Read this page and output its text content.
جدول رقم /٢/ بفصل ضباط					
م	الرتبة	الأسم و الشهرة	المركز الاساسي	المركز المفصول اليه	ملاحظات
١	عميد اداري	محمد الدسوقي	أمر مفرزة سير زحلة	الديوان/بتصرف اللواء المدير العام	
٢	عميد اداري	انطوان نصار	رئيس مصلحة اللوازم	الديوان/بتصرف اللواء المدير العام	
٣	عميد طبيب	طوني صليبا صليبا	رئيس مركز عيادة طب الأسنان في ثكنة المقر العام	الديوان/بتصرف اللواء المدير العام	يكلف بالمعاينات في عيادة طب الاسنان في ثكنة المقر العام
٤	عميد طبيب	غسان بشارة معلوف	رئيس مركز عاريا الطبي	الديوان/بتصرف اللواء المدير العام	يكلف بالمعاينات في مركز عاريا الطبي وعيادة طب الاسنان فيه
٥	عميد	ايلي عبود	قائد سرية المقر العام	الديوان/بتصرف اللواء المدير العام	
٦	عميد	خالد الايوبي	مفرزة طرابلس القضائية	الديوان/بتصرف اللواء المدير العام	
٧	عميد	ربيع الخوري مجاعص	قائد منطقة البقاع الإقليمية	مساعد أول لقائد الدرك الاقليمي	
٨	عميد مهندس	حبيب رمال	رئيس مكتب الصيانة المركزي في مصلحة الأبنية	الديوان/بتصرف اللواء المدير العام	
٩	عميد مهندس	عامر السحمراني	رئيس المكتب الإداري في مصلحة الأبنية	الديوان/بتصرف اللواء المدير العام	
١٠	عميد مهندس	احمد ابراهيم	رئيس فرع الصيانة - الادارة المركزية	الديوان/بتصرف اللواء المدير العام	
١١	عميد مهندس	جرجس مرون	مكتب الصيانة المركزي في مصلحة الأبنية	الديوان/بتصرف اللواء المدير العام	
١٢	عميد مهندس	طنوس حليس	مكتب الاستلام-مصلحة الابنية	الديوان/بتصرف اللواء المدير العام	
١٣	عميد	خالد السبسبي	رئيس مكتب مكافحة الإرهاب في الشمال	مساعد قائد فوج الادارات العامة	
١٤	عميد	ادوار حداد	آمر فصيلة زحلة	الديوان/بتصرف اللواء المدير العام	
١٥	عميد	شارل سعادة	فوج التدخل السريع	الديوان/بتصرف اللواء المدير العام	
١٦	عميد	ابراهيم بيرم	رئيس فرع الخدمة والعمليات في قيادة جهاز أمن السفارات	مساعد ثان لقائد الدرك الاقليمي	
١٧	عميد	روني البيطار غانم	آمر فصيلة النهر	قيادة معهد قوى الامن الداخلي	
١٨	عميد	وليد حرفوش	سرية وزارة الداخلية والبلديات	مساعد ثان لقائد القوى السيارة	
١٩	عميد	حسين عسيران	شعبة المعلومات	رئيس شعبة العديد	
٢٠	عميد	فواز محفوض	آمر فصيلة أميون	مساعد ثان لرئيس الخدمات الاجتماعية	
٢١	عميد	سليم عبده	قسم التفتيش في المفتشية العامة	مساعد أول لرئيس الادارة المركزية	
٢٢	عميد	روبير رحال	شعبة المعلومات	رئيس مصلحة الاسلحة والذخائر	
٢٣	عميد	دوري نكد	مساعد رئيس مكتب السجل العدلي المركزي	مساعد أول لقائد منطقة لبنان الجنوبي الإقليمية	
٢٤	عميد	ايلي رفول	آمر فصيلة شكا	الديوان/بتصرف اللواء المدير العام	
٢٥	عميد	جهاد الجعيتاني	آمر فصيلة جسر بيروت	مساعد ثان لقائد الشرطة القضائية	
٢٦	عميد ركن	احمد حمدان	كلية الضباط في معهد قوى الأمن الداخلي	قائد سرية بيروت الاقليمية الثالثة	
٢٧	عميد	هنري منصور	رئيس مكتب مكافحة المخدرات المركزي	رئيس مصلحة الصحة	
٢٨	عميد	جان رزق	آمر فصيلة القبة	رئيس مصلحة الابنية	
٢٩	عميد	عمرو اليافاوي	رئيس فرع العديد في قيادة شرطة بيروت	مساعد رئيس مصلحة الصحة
* * * *
Give all of the entries again, word for word.

Read this page and output its text content.
جدول رقم /٢/ بفصل ضباط					
م	الرتبة	الأسم و الشهرة	المركز الاساسي	المركز المفصول اليه	ملاحظات
١	عميد اداري	محمد الدسوقي	أمر مفرزة سير زحلة	الديوان/بتصرف اللواء المدير العام	
٢	عميد اداري	انطوان نصار	رئيس مصلحة اللوازم	الديوان/بتصرف اللواء المدير العام	
٣	عميد طبيب	طوني صليبا صليبا	رئيس مركز عيادة طب الأسنان في ثكنة المقر العام	الديوان/بتصرف اللواء المدير العام	يكلف بالمعاينات في عيادة طب الاسنان في ثكنة المقر العام
٤	عميد طبيب	غسان بشارة معلوف	رئيس مركز عاريا الطبي	الديوان/بتصرف اللواء المدير العام	يكلف بالمعاينات في مركز عاريا الطبي وعيادة طب الاسنان فيه
٥	عميد	ايلي عبود	قائد سرية المقر العام	الديوان/بتصرف اللواء المدير العام	
٦	عميد	خالد الايوبي	مفرزة طرابلس القضائية	الديوان/بتصرف اللواء المدير العام	
٧	عميد	ربيع الخوري مجاعص	قائد منطقة البقاع الإقليمية	مساعد أول لقائد الدرك الاقليمي	
٨	عميد مهندس	حبيب رمال	رئيس مكتب الصيانة المركزي في مصلحة الأبنية	الديوان/بتصرف اللواء المدير العام	
٩	عميد مهندس	عامر السحمراني	رئيس المكتب الإداري في مصلحة الأبنية	الديوان/بتصرف اللواء المدير العام	
١٠	عميد مهندس	احمد ابراهيم	رئيس فرع الصيانة - الادارة المركزية	الديوان/بتصرف اللواء المدير العام	
١١	عميد مهندس	جرجس مرون	مكتب الصيانة المركزي في مصلحة الأبنية	الديوان/بتصرف اللواء المدير العام	
١٢	عميد مهندس	طنوس حليس	مكتب الاستلام-مصلحة الابنية	الديوان/بتصرف اللواء المدير العام	
١٣	عميد	خالد السبسبي	رئيس مكتب مكافحة الإرهاب في الشمال	مساعد قائد فوج الادارات العامة	
١٤	عميد	ادوار حداد	آمر فصيلة زحلة	الديوان/بتصرف اللواء المدير العام	
١٥	عميد	شارل سعادة	فوج التدخل السريع	الديوان/بتصرف اللواء المدير العام	
١٦	عميد	ابراهيم بيرم	رئيس فرع الخدمة والعمليات في قيادة جهاز أمن السفارات	مساعد ثان لقائد الدرك الاقليمي	
١٧	عميد	روني البيطار غانم	آمر فصيلة النهر	قيادة معهد قوى الامن الداخلي	
١٨	عميد	وليد حرفوش	سرية وزارة الداخلية والبلديات	مساعد ثان لقائد القوى السيارة	
١٩	عميد	حسين عسيران	شعبة المعلومات	رئيس شعبة العديد	
٢٠	عميد	فواز محفوض	آمر فصيلة أميون	مساعد ثان لرئيس الخدمات الاجتماعية	
٢١	عميد	سليم عبده	قسم التفتيش في المفتشية العامة	مساعد أول لرئيس الادارة المركزية	
٢٢	عميد	روبير رحال	شعبة المعلومات	رئيس مصلحة الاسلحة والذخائر	
٢٣	عميد	دوري نكد	مساعد رئيس مكتب السجل العدلي المركزي	مساعد أول لقائد منطقة لبنان الجنوبي الإقليمية	
٢٤	عميد	ايلي رفول	آمر فصيلة شكا	الديوان/بتصرف اللواء المدير العام	
٢٥	عميد	جهاد الجعيتاني	آمر فصيلة جسر بيروت	مساعد ثان لقائد الشرطة القضائية	
٢٦	عميد ركن	احمد حمدان	كلية الضباط في معهد قوى الأمن الداخلي	قائد سرية بيروت الاقليمية الثالثة	
٢٧	عميد	هنري منصور	رئيس مكتب مكافحة المخدرات المركزي	رئيس مصلحة الصحة	
٢٨	عميد	جان رزق	آمر فصيلة القبة	رئيس مصلحة الابنية	
٢٩	عميد	عمرو اليافاوي	رئيس فرع العديد في قيادة شرطة بيروت	مساعد رئيس مصلحة الصحة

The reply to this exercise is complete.